>> START DATASET RECORDS

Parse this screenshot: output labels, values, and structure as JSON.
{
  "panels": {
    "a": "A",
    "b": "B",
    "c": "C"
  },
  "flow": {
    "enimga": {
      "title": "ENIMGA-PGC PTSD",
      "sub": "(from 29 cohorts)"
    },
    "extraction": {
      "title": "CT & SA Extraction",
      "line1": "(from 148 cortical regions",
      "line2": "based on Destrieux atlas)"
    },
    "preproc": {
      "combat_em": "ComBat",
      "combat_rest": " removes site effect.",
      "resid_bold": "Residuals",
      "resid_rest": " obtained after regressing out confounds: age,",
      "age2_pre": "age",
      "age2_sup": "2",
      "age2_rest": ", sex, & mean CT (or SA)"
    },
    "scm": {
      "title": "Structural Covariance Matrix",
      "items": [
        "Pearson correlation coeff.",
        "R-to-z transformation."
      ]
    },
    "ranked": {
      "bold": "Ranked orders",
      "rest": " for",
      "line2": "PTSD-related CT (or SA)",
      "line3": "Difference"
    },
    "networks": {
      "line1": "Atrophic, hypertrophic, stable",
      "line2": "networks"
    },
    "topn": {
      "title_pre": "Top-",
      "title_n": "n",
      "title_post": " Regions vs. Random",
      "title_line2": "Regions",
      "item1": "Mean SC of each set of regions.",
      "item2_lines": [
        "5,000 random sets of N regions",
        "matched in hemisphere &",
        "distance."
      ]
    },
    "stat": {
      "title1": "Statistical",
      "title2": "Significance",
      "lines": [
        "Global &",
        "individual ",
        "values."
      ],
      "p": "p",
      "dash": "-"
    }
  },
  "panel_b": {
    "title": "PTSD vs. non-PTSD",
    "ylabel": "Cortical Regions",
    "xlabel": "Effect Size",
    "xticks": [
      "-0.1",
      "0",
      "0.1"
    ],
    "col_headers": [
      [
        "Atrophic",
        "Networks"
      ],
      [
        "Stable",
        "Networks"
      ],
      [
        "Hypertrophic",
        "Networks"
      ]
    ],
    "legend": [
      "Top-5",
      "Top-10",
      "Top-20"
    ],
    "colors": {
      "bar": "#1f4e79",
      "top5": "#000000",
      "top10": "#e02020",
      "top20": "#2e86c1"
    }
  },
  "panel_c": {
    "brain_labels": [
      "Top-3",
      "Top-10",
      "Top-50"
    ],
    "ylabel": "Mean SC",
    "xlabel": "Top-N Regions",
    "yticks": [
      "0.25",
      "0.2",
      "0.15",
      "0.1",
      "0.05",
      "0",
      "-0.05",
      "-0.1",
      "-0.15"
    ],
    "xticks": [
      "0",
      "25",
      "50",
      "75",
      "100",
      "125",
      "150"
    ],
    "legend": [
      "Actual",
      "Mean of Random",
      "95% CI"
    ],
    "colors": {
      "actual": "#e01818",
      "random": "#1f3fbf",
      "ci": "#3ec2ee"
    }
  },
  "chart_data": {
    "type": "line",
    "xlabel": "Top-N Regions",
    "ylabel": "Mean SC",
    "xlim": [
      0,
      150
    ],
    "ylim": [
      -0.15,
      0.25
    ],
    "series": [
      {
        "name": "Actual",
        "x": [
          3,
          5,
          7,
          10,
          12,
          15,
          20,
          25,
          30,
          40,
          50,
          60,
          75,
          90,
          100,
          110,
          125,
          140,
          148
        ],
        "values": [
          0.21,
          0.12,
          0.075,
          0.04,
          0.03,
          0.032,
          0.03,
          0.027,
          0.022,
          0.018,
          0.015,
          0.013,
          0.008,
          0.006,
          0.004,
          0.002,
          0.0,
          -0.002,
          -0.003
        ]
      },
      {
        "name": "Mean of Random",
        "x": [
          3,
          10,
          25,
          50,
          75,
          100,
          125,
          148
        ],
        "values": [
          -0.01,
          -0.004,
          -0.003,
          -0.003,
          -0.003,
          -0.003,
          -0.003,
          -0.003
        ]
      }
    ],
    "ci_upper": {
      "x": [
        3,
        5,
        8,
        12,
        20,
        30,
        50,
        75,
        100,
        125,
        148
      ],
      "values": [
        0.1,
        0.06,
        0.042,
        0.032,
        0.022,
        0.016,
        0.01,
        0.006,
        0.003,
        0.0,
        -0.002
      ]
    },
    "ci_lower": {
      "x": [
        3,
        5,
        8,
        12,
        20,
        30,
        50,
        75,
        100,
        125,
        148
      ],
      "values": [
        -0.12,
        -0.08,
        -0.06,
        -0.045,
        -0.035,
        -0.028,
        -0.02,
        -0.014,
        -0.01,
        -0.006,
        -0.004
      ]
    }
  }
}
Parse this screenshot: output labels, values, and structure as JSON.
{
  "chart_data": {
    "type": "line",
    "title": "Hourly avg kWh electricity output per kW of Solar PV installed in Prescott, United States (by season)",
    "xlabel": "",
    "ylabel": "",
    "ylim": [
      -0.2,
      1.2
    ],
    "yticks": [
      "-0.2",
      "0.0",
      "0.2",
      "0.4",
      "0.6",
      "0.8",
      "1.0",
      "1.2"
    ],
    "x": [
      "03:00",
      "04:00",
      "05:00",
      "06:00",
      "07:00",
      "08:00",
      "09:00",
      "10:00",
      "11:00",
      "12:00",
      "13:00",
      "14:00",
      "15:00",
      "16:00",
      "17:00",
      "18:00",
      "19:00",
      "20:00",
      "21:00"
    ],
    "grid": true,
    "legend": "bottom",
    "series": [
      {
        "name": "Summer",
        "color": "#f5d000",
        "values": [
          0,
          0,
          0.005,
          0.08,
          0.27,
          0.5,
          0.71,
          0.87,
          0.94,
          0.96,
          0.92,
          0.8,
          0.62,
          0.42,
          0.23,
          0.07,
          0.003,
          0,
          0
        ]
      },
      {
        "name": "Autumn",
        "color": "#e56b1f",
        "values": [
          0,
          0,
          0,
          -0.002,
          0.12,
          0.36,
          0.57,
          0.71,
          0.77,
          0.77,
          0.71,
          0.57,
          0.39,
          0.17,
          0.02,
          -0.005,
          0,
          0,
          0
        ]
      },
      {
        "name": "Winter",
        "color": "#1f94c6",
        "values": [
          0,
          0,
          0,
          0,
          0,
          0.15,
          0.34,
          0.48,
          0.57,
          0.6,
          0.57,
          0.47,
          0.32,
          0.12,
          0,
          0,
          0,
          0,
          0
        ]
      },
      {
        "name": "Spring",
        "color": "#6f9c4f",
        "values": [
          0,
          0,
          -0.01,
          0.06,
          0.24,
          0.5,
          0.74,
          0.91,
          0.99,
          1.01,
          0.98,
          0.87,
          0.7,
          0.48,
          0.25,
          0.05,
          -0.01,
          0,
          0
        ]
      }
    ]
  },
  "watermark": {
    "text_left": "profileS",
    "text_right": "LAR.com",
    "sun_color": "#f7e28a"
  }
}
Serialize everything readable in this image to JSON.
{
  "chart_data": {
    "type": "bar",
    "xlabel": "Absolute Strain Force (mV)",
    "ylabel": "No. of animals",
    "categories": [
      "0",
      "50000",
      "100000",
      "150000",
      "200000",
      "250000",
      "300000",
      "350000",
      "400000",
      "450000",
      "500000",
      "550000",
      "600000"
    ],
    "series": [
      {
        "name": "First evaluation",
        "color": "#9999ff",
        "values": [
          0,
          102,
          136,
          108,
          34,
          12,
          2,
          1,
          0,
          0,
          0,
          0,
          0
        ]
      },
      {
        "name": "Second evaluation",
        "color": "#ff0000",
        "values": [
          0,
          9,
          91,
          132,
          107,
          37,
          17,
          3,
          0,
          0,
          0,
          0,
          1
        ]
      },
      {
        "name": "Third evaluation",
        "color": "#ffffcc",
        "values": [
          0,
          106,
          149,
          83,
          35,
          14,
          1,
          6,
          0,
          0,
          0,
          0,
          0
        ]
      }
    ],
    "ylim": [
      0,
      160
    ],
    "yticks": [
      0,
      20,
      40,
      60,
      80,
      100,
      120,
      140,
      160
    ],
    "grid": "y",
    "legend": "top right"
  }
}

>> END DATASET RECORDS

> _TASK DESCRIPTION_: Search the entries for the word "legend", then gather every line that has it.

> _ANSWER_:
    "legend": [
    "legend": [
    "legend": "bottom",
    "legend": "top right"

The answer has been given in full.